**Brief A**
Based on the passage on sentiment lexicons, does each statement agree with it? (i) SentiFull used synonymy, antonymy and hyponymy to expand its lexicon. (ii) Persian Clues was built in three main steps. (iii) The Persian lexicon built from SentiWordNet and FarsNet maps entries to FarsNet by way of WordNet. Answer yes or no for each, quoting the deciding words.

Another version of SWN includes a random-walk step for refining the scores besides the semi-supervised learning step of the earlier version .
SentiFull is another work that uses an automatic method for generating and scoring a sentiment lexicon . In this work some relations including synonymy, antonymy and hyponymy have been used for lexicon expansion in addition to derivation and compounding with known lexical units. The accuracy of scores has also been evaluated using a randomly selected list of terms from the generated lexicon annotated by human annotators.
In another work, a sentiment lexicon has been constructed automatically with domain specific polarity for terms . In addition, in a specific domain, differences between polarities of a word based on its aspects in the context was also taken into the consideration. In other words, depending on the aspects of each word in a context, different polarities may be assigned to that word.
Like many other languages, working on sentiment analysis in Persian is growing fast. However, there are rather limited works dedicated to building sentiment analysis resources and datasets for Persian. We cover the work related to developing sentiment lexicons for Persian in the following paragraph.
Persian Clues is a sentiment lexical resource that has been developed for Persian . Two main steps are taken for building Persian Clues. An initial set of clues is collected using an existing English lexical resource in the first step . Then, in the second step, errors in the initial seed are removed and final clues are created. In another work, a sentiment lexicon for Persian is created using the SentiWordNet and the Persian wordnet named FarsNet . The idea behind building the lexicon is mapping each SentiWordNet entry to its equivalent in FarsNet (if available) using WordNet. In another study, a Persian sentiment lexicon has been generated using an existing English lexical resource, Subjective Clues  . The method for building the lexicon is based on translation and is identical to previously mentioned methods for developing Persian sentiment lexicon.
0.3 Process of Developing LexiPers
An overview of our proposed method is shown in Figure 1. In this part we explain the entire process in detail.

**Supplied material**
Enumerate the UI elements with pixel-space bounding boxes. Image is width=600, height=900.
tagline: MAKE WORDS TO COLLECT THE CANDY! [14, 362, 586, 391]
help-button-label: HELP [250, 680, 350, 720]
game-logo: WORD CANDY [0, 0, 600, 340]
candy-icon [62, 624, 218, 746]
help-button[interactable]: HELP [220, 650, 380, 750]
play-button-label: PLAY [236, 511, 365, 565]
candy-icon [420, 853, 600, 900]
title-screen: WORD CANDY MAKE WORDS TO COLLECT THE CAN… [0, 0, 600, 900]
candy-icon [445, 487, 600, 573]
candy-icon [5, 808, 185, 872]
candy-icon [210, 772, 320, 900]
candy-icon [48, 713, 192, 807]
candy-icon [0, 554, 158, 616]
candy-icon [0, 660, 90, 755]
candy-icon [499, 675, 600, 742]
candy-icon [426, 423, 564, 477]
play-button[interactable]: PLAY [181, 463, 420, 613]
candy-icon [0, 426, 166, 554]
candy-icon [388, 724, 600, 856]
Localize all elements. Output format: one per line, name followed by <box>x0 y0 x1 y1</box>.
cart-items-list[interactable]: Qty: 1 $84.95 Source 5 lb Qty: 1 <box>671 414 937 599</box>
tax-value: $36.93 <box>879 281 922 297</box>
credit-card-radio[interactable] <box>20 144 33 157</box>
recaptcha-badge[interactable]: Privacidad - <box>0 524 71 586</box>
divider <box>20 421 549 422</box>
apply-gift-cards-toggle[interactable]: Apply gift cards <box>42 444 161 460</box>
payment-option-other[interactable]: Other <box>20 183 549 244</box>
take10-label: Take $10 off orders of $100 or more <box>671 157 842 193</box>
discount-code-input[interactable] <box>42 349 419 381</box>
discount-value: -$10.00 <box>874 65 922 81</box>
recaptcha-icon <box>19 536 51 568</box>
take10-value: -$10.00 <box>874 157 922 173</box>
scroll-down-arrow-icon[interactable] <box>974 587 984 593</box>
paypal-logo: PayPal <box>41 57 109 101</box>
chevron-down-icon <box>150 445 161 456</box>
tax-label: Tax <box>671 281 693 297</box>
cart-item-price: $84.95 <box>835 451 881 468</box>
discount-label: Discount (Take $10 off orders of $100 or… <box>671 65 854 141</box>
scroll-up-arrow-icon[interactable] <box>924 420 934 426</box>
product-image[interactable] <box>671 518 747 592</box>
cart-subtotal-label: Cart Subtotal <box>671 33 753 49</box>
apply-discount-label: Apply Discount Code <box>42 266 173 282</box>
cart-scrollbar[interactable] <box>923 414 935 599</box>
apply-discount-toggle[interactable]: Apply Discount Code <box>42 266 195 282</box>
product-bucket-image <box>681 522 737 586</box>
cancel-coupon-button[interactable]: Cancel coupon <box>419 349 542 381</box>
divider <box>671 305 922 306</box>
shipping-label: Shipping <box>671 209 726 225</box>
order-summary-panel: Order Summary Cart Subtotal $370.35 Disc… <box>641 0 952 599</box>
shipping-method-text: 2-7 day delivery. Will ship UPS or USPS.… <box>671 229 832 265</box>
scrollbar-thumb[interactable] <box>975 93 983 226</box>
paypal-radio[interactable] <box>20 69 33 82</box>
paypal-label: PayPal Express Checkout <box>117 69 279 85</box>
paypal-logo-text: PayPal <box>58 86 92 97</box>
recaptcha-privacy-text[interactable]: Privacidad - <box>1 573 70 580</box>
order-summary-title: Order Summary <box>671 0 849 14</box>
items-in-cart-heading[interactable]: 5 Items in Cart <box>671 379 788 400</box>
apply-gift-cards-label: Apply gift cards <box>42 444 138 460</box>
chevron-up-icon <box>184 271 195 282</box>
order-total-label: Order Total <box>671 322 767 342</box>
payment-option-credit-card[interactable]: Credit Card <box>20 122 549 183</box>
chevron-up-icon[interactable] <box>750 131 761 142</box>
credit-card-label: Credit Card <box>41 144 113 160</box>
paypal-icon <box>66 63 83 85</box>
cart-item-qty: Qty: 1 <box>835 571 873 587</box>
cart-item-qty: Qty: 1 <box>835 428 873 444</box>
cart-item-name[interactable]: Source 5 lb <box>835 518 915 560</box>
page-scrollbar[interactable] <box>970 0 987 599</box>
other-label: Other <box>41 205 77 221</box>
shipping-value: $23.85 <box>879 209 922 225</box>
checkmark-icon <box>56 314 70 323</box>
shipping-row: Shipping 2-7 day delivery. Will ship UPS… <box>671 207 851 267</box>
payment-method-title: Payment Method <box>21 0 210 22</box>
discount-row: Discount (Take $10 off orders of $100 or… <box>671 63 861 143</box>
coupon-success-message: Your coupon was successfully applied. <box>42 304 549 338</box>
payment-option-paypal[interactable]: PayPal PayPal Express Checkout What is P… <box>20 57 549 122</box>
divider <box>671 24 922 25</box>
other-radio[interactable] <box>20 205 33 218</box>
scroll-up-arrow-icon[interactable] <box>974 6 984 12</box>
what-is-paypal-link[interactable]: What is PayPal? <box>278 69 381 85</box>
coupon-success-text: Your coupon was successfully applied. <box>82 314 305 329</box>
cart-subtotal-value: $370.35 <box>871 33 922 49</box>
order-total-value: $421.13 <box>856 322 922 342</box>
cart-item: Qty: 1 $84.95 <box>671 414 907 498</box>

**Brief B**
Quote verbatim the lines of the entries from their first line through the line that contains "divider <box>20 421 549 422</box>", inclusive.

**Exercise response A**
(i) Yes: "some relations including synonymy, antonymy and hyponymy have been used for lexicon expansion"
(ii) No: "Two main steps are taken for building Persian Clues."
(iii) Yes: "mapping each SentiWordNet entry to its equivalent in FarsNet (if available) using WordNet"

**Exercise response B**
Enumerate the UI elements with pixel-space bounding boxes. Image is width=600, height=900.
tagline: MAKE WORDS TO COLLECT THE CANDY! [14, 362, 586, 391]
help-button-label: HELP [250, 680, 350, 720]
game-logo: WORD CANDY [0, 0, 600, 340]
candy-icon [62, 624, 218, 746]
help-button[interactable]: HELP [220, 650, 380, 750]
play-button-label: PLAY [236, 511, 365, 565]
candy-icon [420, 853, 600, 900]
title-screen: WORD CANDY MAKE WORDS TO COLLECT THE CAN… [0, 0, 600, 900]
candy-icon [445, 487, 600, 573]
candy-icon [5, 808, 185, 872]
candy-icon [210, 772, 320, 900]
candy-icon [48, 713, 192, 807]
candy-icon [0, 554, 158, 616]
candy-icon [0, 660, 90, 755]
candy-icon [499, 675, 600, 742]
candy-icon [426, 423, 564, 477]
play-button[interactable]: PLAY [181, 463, 420, 613]
candy-icon [0, 426, 166, 554]
candy-icon [388, 724, 600, 856]
Localize all elements. Output format: one per line, name followed by <box>x0 y0 x1 y1</box>.
cart-items-list[interactable]: Qty: 1 $84.95 Source 5 lb Qty: 1 <box>671 414 937 599</box>
tax-value: $36.93 <box>879 281 922 297</box>
credit-card-radio[interactable] <box>20 144 33 157</box>
recaptcha-badge[interactable]: Privacidad - <box>0 524 71 586</box>
divider <box>20 421 549 422</box>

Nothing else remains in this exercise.